#### GIVEN PROBLEM
Lines containing the word "Risk" are the ones to copy from the records below.

#### MATERIAL SHOWN

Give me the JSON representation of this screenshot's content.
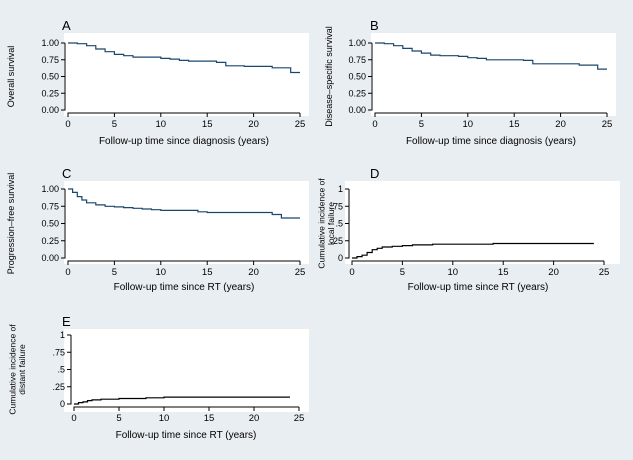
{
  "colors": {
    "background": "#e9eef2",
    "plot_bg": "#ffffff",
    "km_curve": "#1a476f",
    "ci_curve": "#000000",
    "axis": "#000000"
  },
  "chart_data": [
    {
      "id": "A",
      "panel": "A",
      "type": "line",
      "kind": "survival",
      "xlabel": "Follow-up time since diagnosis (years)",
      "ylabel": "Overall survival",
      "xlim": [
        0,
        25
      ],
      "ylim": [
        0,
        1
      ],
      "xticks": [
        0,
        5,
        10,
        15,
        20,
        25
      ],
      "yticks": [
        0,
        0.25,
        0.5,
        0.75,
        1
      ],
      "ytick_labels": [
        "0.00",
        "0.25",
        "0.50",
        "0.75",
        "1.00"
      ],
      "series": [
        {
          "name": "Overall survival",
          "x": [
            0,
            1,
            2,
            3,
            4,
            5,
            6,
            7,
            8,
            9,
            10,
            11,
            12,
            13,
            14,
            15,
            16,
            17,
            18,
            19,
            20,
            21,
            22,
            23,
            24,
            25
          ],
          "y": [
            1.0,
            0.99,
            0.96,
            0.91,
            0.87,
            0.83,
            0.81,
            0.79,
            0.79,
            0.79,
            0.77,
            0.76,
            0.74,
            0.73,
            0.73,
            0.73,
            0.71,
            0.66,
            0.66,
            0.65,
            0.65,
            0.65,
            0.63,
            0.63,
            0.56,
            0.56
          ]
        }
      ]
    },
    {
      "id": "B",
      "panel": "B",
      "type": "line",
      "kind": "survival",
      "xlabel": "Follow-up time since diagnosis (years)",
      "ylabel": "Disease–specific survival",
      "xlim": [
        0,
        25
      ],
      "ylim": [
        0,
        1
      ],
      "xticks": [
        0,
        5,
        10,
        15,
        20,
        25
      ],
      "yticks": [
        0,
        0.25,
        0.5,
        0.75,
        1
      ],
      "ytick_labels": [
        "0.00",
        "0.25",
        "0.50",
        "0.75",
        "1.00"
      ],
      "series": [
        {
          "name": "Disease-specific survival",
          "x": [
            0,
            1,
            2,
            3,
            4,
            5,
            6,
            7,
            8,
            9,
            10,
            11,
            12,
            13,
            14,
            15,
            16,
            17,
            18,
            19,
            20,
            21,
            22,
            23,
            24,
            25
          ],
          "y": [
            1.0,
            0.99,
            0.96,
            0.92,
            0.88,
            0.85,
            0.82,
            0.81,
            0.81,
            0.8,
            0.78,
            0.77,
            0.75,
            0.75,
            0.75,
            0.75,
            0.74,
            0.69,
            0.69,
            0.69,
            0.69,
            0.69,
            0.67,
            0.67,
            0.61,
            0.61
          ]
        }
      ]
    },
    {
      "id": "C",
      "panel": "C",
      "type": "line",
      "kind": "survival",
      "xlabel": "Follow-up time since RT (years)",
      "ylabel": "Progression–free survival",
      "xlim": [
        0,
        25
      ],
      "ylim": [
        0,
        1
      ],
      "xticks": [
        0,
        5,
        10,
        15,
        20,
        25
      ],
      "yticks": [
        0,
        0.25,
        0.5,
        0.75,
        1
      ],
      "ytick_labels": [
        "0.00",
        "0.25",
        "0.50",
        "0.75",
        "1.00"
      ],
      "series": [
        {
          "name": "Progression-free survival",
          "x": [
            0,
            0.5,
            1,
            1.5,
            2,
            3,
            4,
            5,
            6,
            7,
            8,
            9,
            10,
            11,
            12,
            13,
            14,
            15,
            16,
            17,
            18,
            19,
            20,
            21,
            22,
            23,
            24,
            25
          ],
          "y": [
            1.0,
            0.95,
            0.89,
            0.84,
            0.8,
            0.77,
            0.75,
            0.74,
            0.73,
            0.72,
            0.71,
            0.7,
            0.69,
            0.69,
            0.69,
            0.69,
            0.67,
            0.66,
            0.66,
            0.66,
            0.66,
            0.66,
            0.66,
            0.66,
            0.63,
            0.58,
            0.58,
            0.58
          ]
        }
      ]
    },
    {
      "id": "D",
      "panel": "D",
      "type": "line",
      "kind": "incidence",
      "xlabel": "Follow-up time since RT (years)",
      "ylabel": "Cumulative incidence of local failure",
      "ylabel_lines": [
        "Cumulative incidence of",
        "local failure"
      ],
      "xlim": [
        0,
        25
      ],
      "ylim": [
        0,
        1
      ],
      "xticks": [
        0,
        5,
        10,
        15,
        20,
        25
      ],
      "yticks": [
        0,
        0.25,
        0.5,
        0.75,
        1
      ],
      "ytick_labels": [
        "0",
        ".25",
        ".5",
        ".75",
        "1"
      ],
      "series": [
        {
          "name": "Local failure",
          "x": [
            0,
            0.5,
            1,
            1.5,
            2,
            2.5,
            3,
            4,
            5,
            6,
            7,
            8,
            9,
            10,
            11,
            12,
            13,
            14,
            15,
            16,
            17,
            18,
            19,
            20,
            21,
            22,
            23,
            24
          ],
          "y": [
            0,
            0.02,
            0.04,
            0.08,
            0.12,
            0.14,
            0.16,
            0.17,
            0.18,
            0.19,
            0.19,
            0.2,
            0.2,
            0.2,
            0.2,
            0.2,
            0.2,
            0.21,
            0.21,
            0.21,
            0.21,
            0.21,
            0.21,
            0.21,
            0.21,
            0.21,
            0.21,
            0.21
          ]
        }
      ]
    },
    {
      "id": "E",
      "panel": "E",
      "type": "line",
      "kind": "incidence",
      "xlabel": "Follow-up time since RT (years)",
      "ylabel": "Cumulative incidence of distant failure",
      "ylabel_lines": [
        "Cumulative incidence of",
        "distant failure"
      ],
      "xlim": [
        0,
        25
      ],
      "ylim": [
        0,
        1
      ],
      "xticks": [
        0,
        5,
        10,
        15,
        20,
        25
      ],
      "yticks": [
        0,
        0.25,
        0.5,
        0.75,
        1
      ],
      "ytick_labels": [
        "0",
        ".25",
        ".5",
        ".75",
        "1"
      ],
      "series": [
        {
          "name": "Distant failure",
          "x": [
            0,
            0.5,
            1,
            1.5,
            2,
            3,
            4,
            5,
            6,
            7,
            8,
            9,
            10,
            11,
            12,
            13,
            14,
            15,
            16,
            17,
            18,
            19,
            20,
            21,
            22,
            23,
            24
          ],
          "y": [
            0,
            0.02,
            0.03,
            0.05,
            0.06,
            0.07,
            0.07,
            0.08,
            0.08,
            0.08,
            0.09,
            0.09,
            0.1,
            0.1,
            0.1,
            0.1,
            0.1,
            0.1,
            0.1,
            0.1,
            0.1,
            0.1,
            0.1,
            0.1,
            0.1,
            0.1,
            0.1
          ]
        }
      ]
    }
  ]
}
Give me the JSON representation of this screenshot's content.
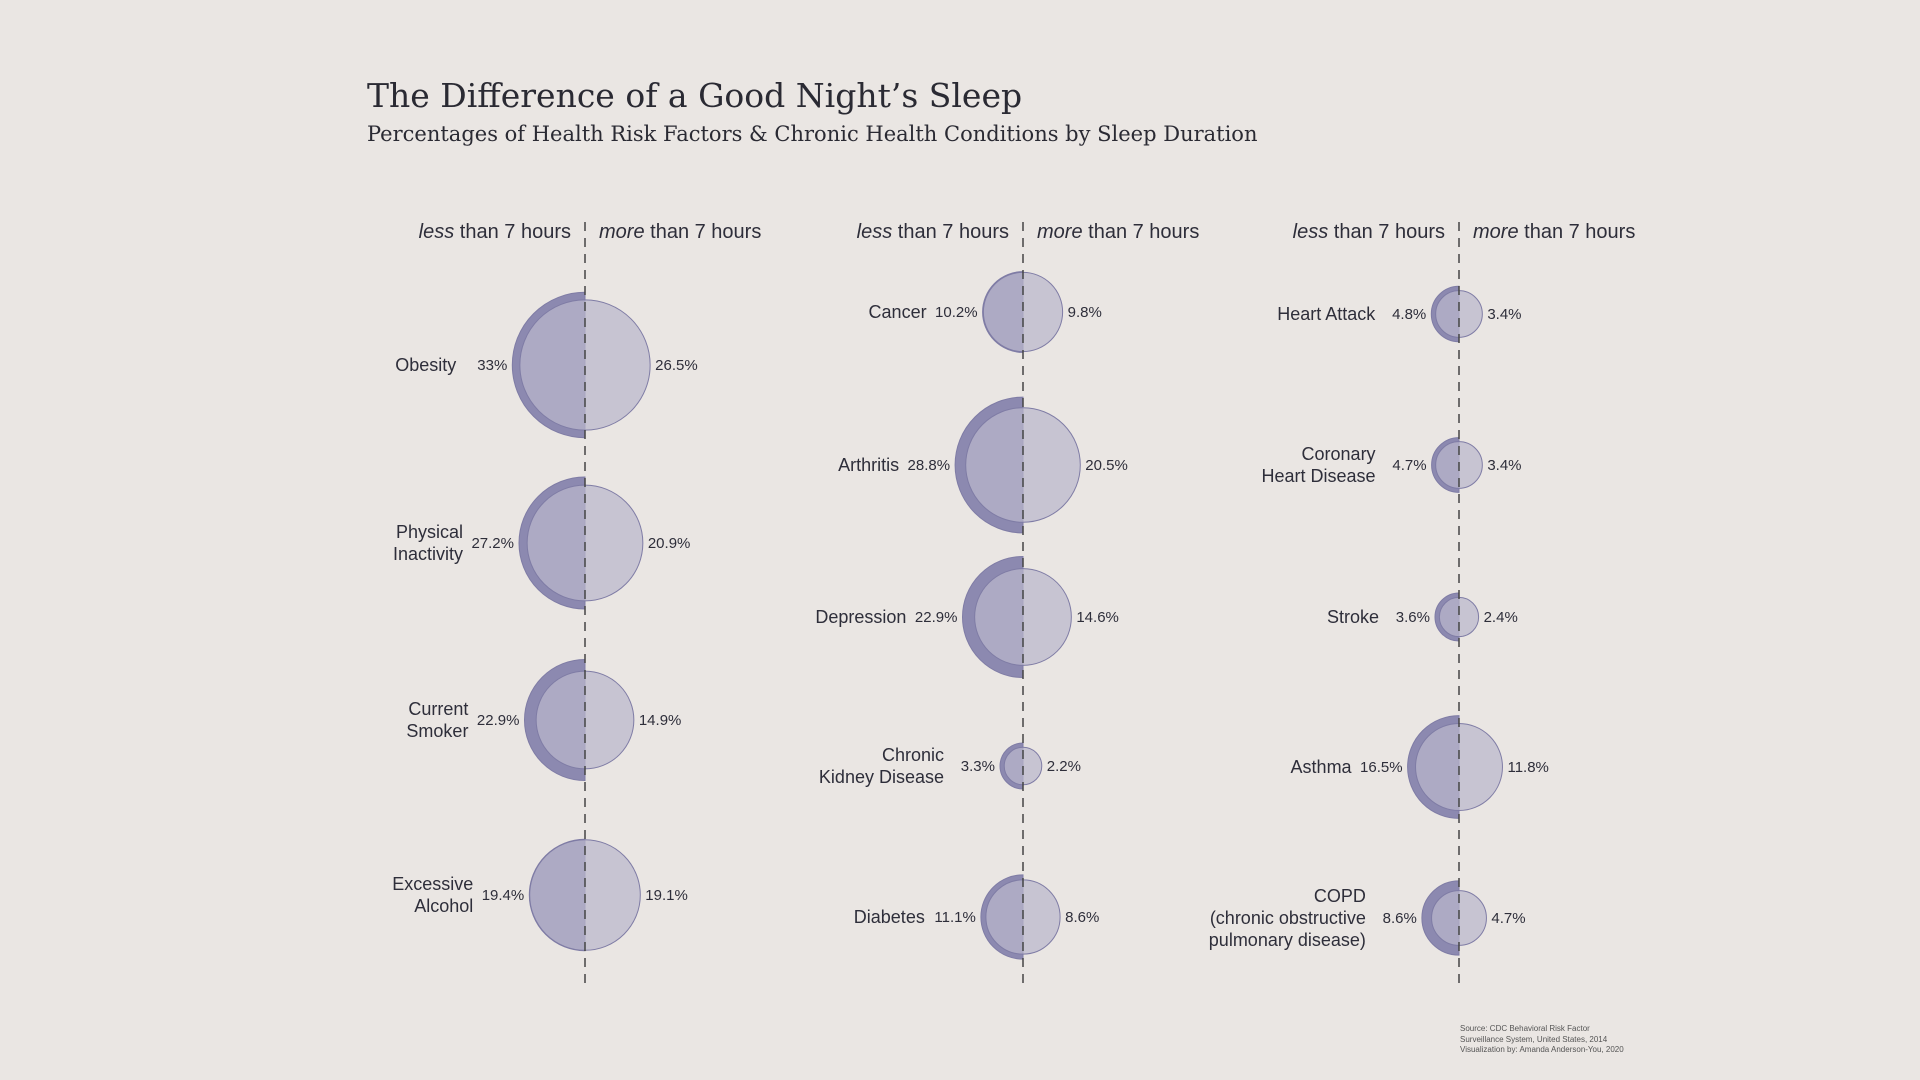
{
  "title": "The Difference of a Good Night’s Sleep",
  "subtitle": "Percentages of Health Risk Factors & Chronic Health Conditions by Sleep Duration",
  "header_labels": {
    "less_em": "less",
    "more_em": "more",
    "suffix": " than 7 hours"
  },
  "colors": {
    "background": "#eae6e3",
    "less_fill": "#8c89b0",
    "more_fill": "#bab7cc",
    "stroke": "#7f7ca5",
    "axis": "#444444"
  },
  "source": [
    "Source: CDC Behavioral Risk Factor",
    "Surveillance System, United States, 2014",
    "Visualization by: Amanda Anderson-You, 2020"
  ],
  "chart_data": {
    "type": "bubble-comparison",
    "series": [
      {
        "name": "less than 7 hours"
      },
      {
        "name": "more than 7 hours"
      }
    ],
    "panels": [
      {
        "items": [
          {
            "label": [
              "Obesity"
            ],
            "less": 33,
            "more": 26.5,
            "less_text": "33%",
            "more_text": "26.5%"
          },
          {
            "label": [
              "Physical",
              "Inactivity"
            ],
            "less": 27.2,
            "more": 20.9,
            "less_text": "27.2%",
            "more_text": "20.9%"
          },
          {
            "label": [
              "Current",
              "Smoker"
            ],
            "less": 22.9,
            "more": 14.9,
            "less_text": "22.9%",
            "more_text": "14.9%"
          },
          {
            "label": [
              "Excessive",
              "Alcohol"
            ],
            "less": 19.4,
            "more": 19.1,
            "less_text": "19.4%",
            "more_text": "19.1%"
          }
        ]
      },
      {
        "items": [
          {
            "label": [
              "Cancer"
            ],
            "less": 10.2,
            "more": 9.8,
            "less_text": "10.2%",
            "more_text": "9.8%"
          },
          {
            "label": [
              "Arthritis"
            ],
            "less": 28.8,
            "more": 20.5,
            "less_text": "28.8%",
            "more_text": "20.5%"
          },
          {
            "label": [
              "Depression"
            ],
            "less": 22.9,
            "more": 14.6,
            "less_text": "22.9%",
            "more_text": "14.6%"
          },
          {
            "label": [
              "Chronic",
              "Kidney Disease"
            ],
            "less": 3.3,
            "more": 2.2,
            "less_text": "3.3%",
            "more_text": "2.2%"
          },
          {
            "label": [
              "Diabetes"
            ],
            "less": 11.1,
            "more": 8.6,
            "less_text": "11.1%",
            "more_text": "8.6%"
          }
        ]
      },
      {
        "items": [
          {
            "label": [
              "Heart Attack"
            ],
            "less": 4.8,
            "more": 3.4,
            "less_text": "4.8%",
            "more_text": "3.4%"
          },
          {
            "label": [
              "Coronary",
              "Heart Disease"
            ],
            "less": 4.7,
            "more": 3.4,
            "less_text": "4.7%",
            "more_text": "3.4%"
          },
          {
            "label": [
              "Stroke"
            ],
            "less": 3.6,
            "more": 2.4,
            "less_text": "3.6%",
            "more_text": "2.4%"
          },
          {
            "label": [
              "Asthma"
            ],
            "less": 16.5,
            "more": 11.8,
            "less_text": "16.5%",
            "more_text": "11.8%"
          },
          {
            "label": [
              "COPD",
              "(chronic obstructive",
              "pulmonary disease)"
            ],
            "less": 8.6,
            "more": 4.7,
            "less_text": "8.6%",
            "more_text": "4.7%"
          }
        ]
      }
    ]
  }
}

#### ANSWER TO THE EXERCISE
  "subtitle": "Percentages of Health Risk Factors & Chronic Health Conditions by Sleep Duration",
    "Source: CDC Behavioral Risk Factor",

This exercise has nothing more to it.